Scan the records and identify every line in which the string "Negative" occurs, then return those lines.

• _Entries_
::::::

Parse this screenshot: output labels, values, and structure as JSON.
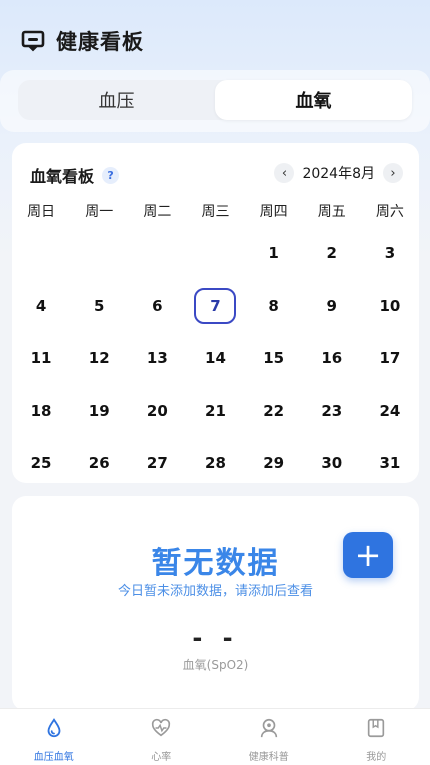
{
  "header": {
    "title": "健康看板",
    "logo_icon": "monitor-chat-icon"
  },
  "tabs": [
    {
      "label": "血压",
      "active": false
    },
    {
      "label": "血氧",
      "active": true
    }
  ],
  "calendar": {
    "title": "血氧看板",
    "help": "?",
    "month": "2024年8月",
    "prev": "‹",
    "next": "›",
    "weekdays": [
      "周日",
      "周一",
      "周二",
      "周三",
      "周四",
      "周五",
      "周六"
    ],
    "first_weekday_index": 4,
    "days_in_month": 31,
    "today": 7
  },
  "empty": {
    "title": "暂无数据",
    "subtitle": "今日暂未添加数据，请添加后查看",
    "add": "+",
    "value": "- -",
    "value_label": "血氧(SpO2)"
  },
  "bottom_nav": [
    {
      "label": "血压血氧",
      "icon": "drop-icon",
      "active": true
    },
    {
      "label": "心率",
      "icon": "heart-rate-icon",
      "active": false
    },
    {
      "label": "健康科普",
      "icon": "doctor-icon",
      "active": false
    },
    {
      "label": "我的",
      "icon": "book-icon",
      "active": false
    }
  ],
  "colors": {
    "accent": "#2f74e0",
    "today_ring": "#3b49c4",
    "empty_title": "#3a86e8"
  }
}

::::::

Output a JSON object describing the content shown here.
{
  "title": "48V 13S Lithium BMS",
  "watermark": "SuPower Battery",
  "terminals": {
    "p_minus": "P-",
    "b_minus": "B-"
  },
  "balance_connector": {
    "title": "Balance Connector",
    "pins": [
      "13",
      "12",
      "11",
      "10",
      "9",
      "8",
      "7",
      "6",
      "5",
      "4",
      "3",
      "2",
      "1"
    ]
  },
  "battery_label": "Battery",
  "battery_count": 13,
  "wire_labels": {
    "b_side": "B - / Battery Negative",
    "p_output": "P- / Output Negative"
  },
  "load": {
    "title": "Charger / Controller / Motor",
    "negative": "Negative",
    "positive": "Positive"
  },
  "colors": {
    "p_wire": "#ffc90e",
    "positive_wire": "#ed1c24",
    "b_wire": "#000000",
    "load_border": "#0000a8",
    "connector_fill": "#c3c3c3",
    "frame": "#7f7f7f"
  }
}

::::::

• _Completed task_
    "b_side": "B - / Battery Negative",
    "p_output": "P- / Output Negative"
    "negative": "Negative",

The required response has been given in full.